- Action item: Please find all lines in the data that hold the string "text" and copy them.

(Records from a dataset)
......
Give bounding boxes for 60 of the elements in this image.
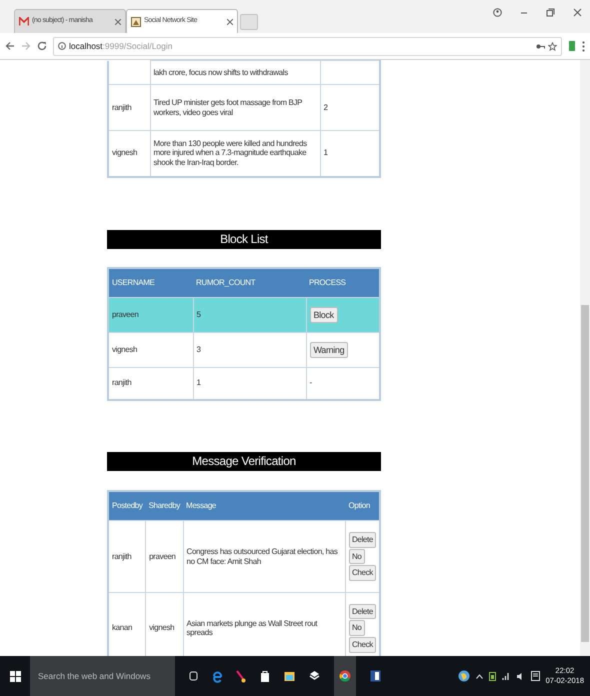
star-icon[interactable] xyxy=(548,42,557,50)
close-icon[interactable] xyxy=(573,8,582,17)
reload-icon[interactable] xyxy=(37,41,47,51)
scrollbar-thumb[interactable] xyxy=(581,305,589,642)
mail-icon xyxy=(19,17,29,26)
option-button[interactable]: No xyxy=(348,620,364,636)
notification-icon[interactable] xyxy=(530,671,540,681)
column-header: Sharedby xyxy=(146,490,184,520)
table-cell xyxy=(108,60,150,84)
store-icon[interactable] xyxy=(260,670,270,682)
column-header: Postedby xyxy=(108,490,146,520)
extension-icon[interactable] xyxy=(568,40,576,52)
battery-icon[interactable] xyxy=(488,671,496,681)
option-button[interactable]: No xyxy=(348,548,364,564)
column-header: USERNAME xyxy=(108,268,193,298)
table-cell xyxy=(320,60,380,84)
column-header: PROCESS xyxy=(306,268,380,298)
windows-icon[interactable] xyxy=(10,670,20,682)
taskbar-app-button[interactable] xyxy=(334,656,356,696)
page-icon xyxy=(131,16,141,26)
column-header: RUMOR_COUNT xyxy=(193,268,306,298)
section-header: Message Verification xyxy=(107,452,381,470)
close-icon[interactable] xyxy=(227,18,233,24)
info-icon xyxy=(58,42,66,50)
user-icon[interactable] xyxy=(493,7,502,18)
table-cell: lakh crore, focus now shifts to withdrawals xyxy=(150,60,320,84)
chrome-icon xyxy=(339,670,351,682)
section-header: Block List xyxy=(107,230,381,248)
browser-icon[interactable] xyxy=(212,670,222,682)
task-view-icon[interactable] xyxy=(189,671,198,681)
option-button[interactable]: Check xyxy=(348,565,376,581)
close-icon[interactable] xyxy=(115,18,121,24)
option-button[interactable]: Delete xyxy=(348,604,376,620)
restore-icon[interactable] xyxy=(546,8,555,17)
column-header: Option xyxy=(345,490,380,520)
table-cell: ranjith xyxy=(108,84,150,130)
action-button[interactable]: Warning xyxy=(310,342,348,358)
option-button[interactable]: Check xyxy=(348,637,376,653)
action-button[interactable]: Block xyxy=(310,306,338,324)
search-field[interactable]: Search the web and Windows xyxy=(30,656,175,696)
paint-brush-icon[interactable] xyxy=(236,670,246,682)
key-icon[interactable] xyxy=(536,42,545,50)
box-icon[interactable] xyxy=(309,670,320,682)
network-icon[interactable] xyxy=(502,672,510,680)
table-cell: Congress has outsourced Gujarat election, has no CM face: Amit Shah xyxy=(183,520,346,592)
column-header: Message xyxy=(183,490,346,520)
table-cell: ranjith xyxy=(108,520,146,592)
menu-icon[interactable] xyxy=(582,40,585,52)
back-icon[interactable] xyxy=(5,41,15,51)
folder-icon[interactable] xyxy=(284,670,295,682)
table-text: - xyxy=(310,378,312,388)
globe-icon[interactable] xyxy=(458,670,470,682)
document-icon[interactable] xyxy=(370,670,381,682)
address-bar[interactable]: localhost:9999/Social/Login xyxy=(53,36,562,56)
option-button[interactable]: Delete xyxy=(348,532,376,548)
url-text: localhost:9999/Social/Login xyxy=(69,40,173,52)
scrollbar[interactable] xyxy=(580,60,590,656)
table-cell: Tired UP minister gets foot massage from BJP workers, video goes viral xyxy=(150,84,320,130)
table-cell: praveen xyxy=(146,520,184,592)
chevron-up-icon[interactable] xyxy=(476,674,483,678)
......
- Your response:
table-text: - xyxy=(310,378,312,388)
url-text: localhost:9999/Social/Login xyxy=(69,40,173,52)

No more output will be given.